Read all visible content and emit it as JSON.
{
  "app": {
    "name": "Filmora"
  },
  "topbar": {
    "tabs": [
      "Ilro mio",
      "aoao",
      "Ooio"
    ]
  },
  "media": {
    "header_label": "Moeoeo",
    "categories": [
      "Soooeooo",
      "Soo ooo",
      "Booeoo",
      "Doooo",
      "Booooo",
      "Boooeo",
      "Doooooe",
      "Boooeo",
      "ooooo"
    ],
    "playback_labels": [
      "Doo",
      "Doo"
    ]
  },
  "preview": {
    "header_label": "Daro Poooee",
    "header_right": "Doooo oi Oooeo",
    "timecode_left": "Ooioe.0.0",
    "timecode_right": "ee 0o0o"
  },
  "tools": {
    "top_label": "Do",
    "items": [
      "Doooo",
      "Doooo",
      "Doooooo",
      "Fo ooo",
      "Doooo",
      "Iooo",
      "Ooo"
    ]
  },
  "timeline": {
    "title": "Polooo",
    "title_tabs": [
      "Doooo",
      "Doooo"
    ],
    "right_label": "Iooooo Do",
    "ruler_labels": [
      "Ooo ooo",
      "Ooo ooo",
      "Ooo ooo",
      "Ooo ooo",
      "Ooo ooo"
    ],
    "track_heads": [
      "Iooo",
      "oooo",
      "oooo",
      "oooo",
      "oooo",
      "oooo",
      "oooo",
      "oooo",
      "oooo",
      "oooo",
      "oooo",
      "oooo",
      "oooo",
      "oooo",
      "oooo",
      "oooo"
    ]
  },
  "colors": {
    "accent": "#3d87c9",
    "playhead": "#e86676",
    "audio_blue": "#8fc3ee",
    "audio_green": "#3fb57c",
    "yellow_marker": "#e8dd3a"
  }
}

**Your instructions**
Return every line exactly.

**Problem solution**
Read all visible content and emit it as JSON.
{
  "app": {
    "name": "Filmora"
  },
  "topbar": {
    "tabs": [
      "Ilro mio",
      "aoao",
      "Ooio"
    ]
  },
  "media": {
    "header_label": "Moeoeo",
    "categories": [
      "Soooeooo",
      "Soo ooo",
      "Booeoo",
      "Doooo",
      "Booooo",
      "Boooeo",
      "Doooooe",
      "Boooeo",
      "ooooo"
    ],
    "playback_labels": [
      "Doo",
      "Doo"
    ]
  },
  "preview": {
    "header_label": "Daro Poooee",
    "header_right": "Doooo oi Oooeo",
    "timecode_left": "Ooioe.0.0",
    "timecode_right": "ee 0o0o"
  },
  "tools": {
    "top_label": "Do",
    "items": [
      "Doooo",
      "Doooo",
      "Doooooo",
      "Fo ooo",
      "Doooo",
      "Iooo",
      "Ooo"
    ]
  },
  "timeline": {
    "title": "Polooo",
    "title_tabs": [
      "Doooo",
      "Doooo"
    ],
    "right_label": "Iooooo Do",
    "ruler_labels": [
      "Ooo ooo",
      "Ooo ooo",
      "Ooo ooo",
      "Ooo ooo",
      "Ooo ooo"
    ],
    "track_heads": [
      "Iooo",
      "oooo",
      "oooo",
      "oooo",
      "oooo",
      "oooo",
      "oooo",
      "oooo",
      "oooo",
      "oooo",
      "oooo",
      "oooo",
      "oooo",
      "oooo",
      "oooo",
      "oooo"
    ]
  },
  "colors": {
    "accent": "#3d87c9",
    "playhead": "#e86676",
    "audio_blue": "#8fc3ee",
    "audio_green": "#3fb57c",
    "yellow_marker": "#e8dd3a"
  }
}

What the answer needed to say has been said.